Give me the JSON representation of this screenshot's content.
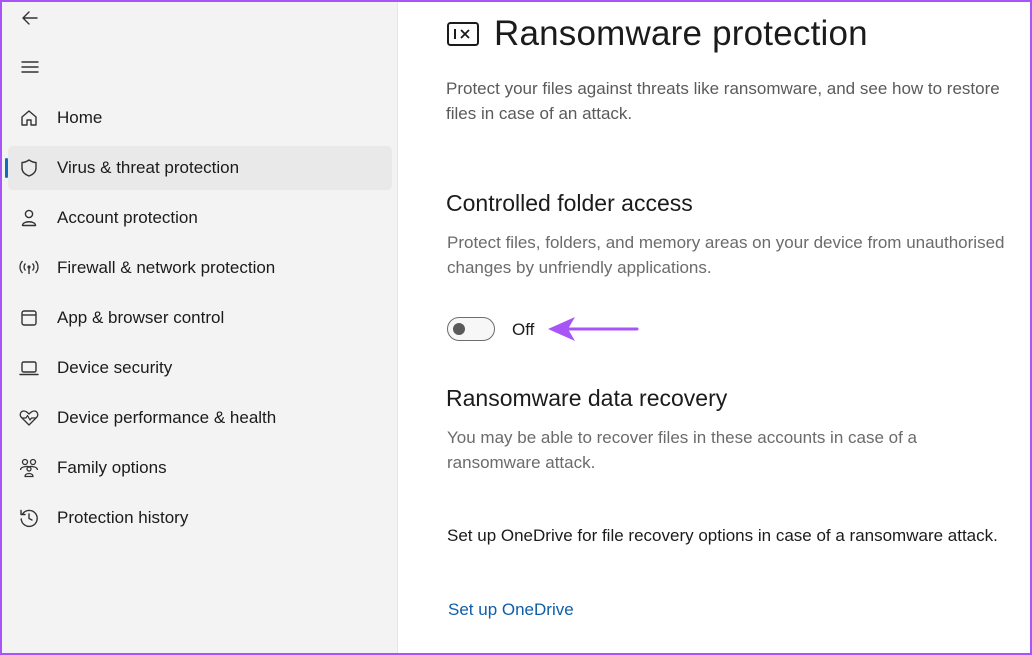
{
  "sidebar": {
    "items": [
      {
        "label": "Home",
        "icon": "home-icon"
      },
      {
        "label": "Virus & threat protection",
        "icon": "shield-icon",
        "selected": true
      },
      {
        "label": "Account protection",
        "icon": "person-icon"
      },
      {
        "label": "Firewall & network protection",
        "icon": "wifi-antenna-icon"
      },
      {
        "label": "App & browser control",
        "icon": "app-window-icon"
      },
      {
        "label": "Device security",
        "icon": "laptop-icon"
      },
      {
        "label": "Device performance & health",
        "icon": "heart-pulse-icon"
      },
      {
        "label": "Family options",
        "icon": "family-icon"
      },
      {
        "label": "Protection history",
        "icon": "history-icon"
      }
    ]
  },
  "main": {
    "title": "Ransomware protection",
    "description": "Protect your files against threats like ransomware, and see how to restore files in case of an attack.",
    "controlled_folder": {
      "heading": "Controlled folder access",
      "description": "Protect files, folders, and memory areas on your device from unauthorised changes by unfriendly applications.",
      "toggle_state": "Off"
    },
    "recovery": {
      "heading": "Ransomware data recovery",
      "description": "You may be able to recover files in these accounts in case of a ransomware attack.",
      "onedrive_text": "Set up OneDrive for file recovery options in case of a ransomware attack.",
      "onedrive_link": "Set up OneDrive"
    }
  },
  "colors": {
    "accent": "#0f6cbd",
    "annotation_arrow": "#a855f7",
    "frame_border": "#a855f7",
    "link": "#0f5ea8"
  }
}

*-*-*

What needs to be done
When you retype the listing, keep every line exactly as it is and drop the pictures.

Output of the exercise
Give me the JSON representation of this screenshot's content.
{
  "sidebar": {
    "items": [
      {
        "label": "Home",
        "icon": "home-icon"
      },
      {
        "label": "Virus & threat protection",
        "icon": "shield-icon",
        "selected": true
      },
      {
        "label": "Account protection",
        "icon": "person-icon"
      },
      {
        "label": "Firewall & network protection",
        "icon": "wifi-antenna-icon"
      },
      {
        "label": "App & browser control",
        "icon": "app-window-icon"
      },
      {
        "label": "Device security",
        "icon": "laptop-icon"
      },
      {
        "label": "Device performance & health",
        "icon": "heart-pulse-icon"
      },
      {
        "label": "Family options",
        "icon": "family-icon"
      },
      {
        "label": "Protection history",
        "icon": "history-icon"
      }
    ]
  },
  "main": {
    "title": "Ransomware protection",
    "description": "Protect your files against threats like ransomware, and see how to restore files in case of an attack.",
    "controlled_folder": {
      "heading": "Controlled folder access",
      "description": "Protect files, folders, and memory areas on your device from unauthorised changes by unfriendly applications.",
      "toggle_state": "Off"
    },
    "recovery": {
      "heading": "Ransomware data recovery",
      "description": "You may be able to recover files in these accounts in case of a ransomware attack.",
      "onedrive_text": "Set up OneDrive for file recovery options in case of a ransomware attack.",
      "onedrive_link": "Set up OneDrive"
    }
  },
  "colors": {
    "accent": "#0f6cbd",
    "annotation_arrow": "#a855f7",
    "frame_border": "#a855f7",
    "link": "#0f5ea8"
  }
}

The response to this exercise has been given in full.